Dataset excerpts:
□ □ □ □ □
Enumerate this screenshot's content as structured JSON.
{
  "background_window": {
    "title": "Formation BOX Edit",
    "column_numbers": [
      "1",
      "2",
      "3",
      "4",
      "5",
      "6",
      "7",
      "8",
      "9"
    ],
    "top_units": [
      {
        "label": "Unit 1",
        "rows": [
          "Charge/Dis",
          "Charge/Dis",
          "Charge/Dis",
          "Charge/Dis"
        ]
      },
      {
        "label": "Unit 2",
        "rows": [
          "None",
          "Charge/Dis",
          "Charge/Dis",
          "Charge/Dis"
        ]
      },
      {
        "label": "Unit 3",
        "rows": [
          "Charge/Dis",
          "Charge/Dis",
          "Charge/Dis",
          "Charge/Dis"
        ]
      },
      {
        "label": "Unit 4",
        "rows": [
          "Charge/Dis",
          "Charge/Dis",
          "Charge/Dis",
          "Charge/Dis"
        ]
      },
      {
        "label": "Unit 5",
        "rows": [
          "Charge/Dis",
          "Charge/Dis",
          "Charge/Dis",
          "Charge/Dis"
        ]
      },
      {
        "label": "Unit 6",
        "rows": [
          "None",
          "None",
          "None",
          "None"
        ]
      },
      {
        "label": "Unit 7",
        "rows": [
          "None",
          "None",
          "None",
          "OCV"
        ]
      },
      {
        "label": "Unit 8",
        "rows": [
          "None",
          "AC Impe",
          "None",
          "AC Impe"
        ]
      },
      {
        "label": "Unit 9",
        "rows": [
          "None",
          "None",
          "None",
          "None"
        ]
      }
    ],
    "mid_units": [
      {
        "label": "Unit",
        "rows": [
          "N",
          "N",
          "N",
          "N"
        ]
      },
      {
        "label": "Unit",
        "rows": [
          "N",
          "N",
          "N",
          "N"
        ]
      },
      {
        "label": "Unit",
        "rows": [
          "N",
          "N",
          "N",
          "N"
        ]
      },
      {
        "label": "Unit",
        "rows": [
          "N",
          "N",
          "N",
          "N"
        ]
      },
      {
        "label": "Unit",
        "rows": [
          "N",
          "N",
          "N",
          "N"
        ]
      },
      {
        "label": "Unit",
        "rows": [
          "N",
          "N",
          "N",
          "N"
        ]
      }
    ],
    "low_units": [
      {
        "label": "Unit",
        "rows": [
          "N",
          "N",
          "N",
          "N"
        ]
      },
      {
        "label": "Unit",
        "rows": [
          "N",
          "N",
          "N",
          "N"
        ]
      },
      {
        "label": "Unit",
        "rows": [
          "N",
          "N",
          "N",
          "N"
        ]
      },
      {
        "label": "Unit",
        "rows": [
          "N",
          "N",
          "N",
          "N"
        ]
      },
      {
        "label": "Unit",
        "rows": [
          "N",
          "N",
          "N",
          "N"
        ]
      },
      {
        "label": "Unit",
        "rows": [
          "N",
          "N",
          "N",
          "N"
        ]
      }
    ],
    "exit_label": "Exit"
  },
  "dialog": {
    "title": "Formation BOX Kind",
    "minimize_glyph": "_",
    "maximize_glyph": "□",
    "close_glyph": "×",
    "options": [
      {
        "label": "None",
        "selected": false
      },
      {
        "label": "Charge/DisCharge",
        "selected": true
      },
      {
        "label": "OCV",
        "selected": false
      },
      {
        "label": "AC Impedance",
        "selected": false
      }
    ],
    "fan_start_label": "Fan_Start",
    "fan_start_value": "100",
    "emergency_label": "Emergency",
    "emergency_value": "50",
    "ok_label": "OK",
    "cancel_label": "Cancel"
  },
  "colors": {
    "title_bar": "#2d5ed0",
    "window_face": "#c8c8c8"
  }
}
□ □ □ □ □
## Exercise description
Word for word, restate all of the data shown above.

## Full response
Enumerate this screenshot's content as structured JSON.
{
  "background_window": {
    "title": "Formation BOX Edit",
    "column_numbers": [
      "1",
      "2",
      "3",
      "4",
      "5",
      "6",
      "7",
      "8",
      "9"
    ],
    "top_units": [
      {
        "label": "Unit 1",
        "rows": [
          "Charge/Dis",
          "Charge/Dis",
          "Charge/Dis",
          "Charge/Dis"
        ]
      },
      {
        "label": "Unit 2",
        "rows": [
          "None",
          "Charge/Dis",
          "Charge/Dis",
          "Charge/Dis"
        ]
      },
      {
        "label": "Unit 3",
        "rows": [
          "Charge/Dis",
          "Charge/Dis",
          "Charge/Dis",
          "Charge/Dis"
        ]
      },
      {
        "label": "Unit 4",
        "rows": [
          "Charge/Dis",
          "Charge/Dis",
          "Charge/Dis",
          "Charge/Dis"
        ]
      },
      {
        "label": "Unit 5",
        "rows": [
          "Charge/Dis",
          "Charge/Dis",
          "Charge/Dis",
          "Charge/Dis"
        ]
      },
      {
        "label": "Unit 6",
        "rows": [
          "None",
          "None",
          "None",
          "None"
        ]
      },
      {
        "label": "Unit 7",
        "rows": [
          "None",
          "None",
          "None",
          "OCV"
        ]
      },
      {
        "label": "Unit 8",
        "rows": [
          "None",
          "AC Impe",
          "None",
          "AC Impe"
        ]
      },
      {
        "label": "Unit 9",
        "rows": [
          "None",
          "None",
          "None",
          "None"
        ]
      }
    ],
    "mid_units": [
      {
        "label": "Unit",
        "rows": [
          "N",
          "N",
          "N",
          "N"
        ]
      },
      {
        "label": "Unit",
        "rows": [
          "N",
          "N",
          "N",
          "N"
        ]
      },
      {
        "label": "Unit",
        "rows": [
          "N",
          "N",
          "N",
          "N"
        ]
      },
      {
        "label": "Unit",
        "rows": [
          "N",
          "N",
          "N",
          "N"
        ]
      },
      {
        "label": "Unit",
        "rows": [
          "N",
          "N",
          "N",
          "N"
        ]
      },
      {
        "label": "Unit",
        "rows": [
          "N",
          "N",
          "N",
          "N"
        ]
      }
    ],
    "low_units": [
      {
        "label": "Unit",
        "rows": [
          "N",
          "N",
          "N",
          "N"
        ]
      },
      {
        "label": "Unit",
        "rows": [
          "N",
          "N",
          "N",
          "N"
        ]
      },
      {
        "label": "Unit",
        "rows": [
          "N",
          "N",
          "N",
          "N"
        ]
      },
      {
        "label": "Unit",
        "rows": [
          "N",
          "N",
          "N",
          "N"
        ]
      },
      {
        "label": "Unit",
        "rows": [
          "N",
          "N",
          "N",
          "N"
        ]
      },
      {
        "label": "Unit",
        "rows": [
          "N",
          "N",
          "N",
          "N"
        ]
      }
    ],
    "exit_label": "Exit"
  },
  "dialog": {
    "title": "Formation BOX Kind",
    "minimize_glyph": "_",
    "maximize_glyph": "□",
    "close_glyph": "×",
    "options": [
      {
        "label": "None",
        "selected": false
      },
      {
        "label": "Charge/DisCharge",
        "selected": true
      },
      {
        "label": "OCV",
        "selected": false
      },
      {
        "label": "AC Impedance",
        "selected": false
      }
    ],
    "fan_start_label": "Fan_Start",
    "fan_start_value": "100",
    "emergency_label": "Emergency",
    "emergency_value": "50",
    "ok_label": "OK",
    "cancel_label": "Cancel"
  },
  "colors": {
    "title_bar": "#2d5ed0",
    "window_face": "#c8c8c8"
  }
}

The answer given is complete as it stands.